▸ **Data records**
::::

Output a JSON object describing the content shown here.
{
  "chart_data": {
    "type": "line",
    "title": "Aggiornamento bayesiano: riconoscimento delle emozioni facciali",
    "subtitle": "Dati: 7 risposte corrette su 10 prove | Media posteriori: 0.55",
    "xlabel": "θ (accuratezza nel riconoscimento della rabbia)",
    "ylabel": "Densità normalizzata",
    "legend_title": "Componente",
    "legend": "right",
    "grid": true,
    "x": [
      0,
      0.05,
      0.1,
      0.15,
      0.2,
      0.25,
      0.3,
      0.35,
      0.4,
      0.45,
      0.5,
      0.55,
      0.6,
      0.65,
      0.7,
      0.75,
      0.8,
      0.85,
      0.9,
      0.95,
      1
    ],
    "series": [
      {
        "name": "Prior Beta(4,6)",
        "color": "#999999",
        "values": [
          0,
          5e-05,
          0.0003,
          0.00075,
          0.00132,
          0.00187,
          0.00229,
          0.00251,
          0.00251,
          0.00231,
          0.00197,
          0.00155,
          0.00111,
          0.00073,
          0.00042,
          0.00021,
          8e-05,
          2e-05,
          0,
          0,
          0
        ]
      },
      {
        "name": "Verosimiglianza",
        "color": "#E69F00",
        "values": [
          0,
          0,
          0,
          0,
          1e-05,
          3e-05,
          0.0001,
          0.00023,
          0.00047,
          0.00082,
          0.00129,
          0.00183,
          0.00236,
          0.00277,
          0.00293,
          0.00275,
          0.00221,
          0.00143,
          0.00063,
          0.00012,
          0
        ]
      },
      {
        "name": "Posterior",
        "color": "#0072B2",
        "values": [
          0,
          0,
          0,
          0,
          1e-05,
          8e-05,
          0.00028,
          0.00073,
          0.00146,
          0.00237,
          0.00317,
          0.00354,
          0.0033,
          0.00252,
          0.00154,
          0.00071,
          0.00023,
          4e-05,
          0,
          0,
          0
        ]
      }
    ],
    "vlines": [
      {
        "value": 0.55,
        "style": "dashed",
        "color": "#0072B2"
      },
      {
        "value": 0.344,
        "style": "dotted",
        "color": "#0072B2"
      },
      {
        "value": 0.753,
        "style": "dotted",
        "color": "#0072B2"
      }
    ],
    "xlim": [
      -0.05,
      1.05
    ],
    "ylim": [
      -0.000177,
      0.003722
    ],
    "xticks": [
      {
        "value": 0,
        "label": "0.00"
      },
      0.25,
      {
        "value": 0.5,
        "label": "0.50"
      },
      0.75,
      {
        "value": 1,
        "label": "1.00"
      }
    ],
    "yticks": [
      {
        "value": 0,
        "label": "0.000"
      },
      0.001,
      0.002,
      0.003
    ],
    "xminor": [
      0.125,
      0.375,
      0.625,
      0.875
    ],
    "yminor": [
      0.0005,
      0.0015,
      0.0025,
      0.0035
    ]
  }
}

::::

▸ **The task**
Please set down each line of the records exactly as given.

▸ **Reply**
Output a JSON object describing the content shown here.
{
  "chart_data": {
    "type": "line",
    "title": "Aggiornamento bayesiano: riconoscimento delle emozioni facciali",
    "subtitle": "Dati: 7 risposte corrette su 10 prove | Media posteriori: 0.55",
    "xlabel": "θ (accuratezza nel riconoscimento della rabbia)",
    "ylabel": "Densità normalizzata",
    "legend_title": "Componente",
    "legend": "right",
    "grid": true,
    "x": [
      0,
      0.05,
      0.1,
      0.15,
      0.2,
      0.25,
      0.3,
      0.35,
      0.4,
      0.45,
      0.5,
      0.55,
      0.6,
      0.65,
      0.7,
      0.75,
      0.8,
      0.85,
      0.9,
      0.95,
      1
    ],
    "series": [
      {
        "name": "Prior Beta(4,6)",
        "color": "#999999",
        "values": [
          0,
          5e-05,
          0.0003,
          0.00075,
          0.00132,
          0.00187,
          0.00229,
          0.00251,
          0.00251,
          0.00231,
          0.00197,
          0.00155,
          0.00111,
          0.00073,
          0.00042,
          0.00021,
          8e-05,
          2e-05,
          0,
          0,
          0
        ]
      },
      {
        "name": "Verosimiglianza",
        "color": "#E69F00",
        "values": [
          0,
          0,
          0,
          0,
          1e-05,
          3e-05,
          0.0001,
          0.00023,
          0.00047,
          0.00082,
          0.00129,
          0.00183,
          0.00236,
          0.00277,
          0.00293,
          0.00275,
          0.00221,
          0.00143,
          0.00063,
          0.00012,
          0
        ]
      },
      {
        "name": "Posterior",
        "color": "#0072B2",
        "values": [
          0,
          0,
          0,
          0,
          1e-05,
          8e-05,
          0.00028,
          0.00073,
          0.00146,
          0.00237,
          0.00317,
          0.00354,
          0.0033,
          0.00252,
          0.00154,
          0.00071,
          0.00023,
          4e-05,
          0,
          0,
          0
        ]
      }
    ],
    "vlines": [
      {
        "value": 0.55,
        "style": "dashed",
        "color": "#0072B2"
      },
      {
        "value": 0.344,
        "style": "dotted",
        "color": "#0072B2"
      },
      {
        "value": 0.753,
        "style": "dotted",
        "color": "#0072B2"
      }
    ],
    "xlim": [
      -0.05,
      1.05
    ],
    "ylim": [
      -0.000177,
      0.003722
    ],
    "xticks": [
      {
        "value": 0,
        "label": "0.00"
      },
      0.25,
      {
        "value": 0.5,
        "label": "0.50"
      },
      0.75,
      {
        "value": 1,
        "label": "1.00"
      }
    ],
    "yticks": [
      {
        "value": 0,
        "label": "0.000"
      },
      0.001,
      0.002,
      0.003
    ],
    "xminor": [
      0.125,
      0.375,
      0.625,
      0.875
    ],
    "yminor": [
      0.0005,
      0.0015,
      0.0025,
      0.0035
    ]
  }
}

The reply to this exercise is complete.